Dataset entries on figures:
════════════════════
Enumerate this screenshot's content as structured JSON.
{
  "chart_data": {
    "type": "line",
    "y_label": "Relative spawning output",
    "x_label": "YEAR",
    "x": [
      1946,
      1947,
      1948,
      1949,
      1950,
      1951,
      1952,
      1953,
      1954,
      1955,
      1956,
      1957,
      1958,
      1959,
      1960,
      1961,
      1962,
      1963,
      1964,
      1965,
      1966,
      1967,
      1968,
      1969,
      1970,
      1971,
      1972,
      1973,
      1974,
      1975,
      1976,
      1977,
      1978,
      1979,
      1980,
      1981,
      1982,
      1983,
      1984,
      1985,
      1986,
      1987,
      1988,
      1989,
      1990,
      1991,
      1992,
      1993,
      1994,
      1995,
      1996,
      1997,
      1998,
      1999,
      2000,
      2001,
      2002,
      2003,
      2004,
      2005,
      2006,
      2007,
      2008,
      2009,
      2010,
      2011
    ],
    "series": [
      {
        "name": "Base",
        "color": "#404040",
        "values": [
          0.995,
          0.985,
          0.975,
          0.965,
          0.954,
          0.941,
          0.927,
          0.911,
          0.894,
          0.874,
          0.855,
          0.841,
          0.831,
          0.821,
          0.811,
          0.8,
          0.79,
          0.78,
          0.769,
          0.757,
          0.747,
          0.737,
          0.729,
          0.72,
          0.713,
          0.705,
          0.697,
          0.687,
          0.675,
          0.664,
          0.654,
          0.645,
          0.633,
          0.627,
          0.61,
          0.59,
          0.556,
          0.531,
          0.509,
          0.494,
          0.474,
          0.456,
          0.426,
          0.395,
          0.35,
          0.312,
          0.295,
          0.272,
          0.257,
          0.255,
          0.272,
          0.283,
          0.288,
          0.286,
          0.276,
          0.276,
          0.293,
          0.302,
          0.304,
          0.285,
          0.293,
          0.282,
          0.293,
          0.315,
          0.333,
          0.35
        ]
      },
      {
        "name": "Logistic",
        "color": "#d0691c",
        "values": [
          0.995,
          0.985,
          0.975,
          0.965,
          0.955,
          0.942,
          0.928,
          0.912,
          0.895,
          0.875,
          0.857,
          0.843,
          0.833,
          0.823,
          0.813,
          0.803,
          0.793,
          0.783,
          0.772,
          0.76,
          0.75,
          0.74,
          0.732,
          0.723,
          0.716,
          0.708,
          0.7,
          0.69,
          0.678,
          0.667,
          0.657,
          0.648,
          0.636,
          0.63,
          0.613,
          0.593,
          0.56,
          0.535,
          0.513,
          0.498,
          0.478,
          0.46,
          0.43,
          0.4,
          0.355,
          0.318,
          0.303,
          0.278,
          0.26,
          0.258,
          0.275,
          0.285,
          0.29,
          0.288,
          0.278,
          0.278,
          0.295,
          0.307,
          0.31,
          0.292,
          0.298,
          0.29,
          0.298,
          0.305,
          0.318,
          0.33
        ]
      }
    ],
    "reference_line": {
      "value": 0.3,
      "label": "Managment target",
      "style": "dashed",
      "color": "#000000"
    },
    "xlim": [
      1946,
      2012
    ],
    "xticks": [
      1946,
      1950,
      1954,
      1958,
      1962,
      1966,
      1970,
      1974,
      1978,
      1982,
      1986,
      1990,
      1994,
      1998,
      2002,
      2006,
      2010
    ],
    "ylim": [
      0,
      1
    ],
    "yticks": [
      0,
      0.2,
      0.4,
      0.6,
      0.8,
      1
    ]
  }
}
════════════════════
- [YOUR GOAL] In the entries above, find each line with the word "color" and copy it.

- [EXERCISE OUTPUT]
        "color": "#404040",
        "color": "#d0691c",
      "color": "#000000"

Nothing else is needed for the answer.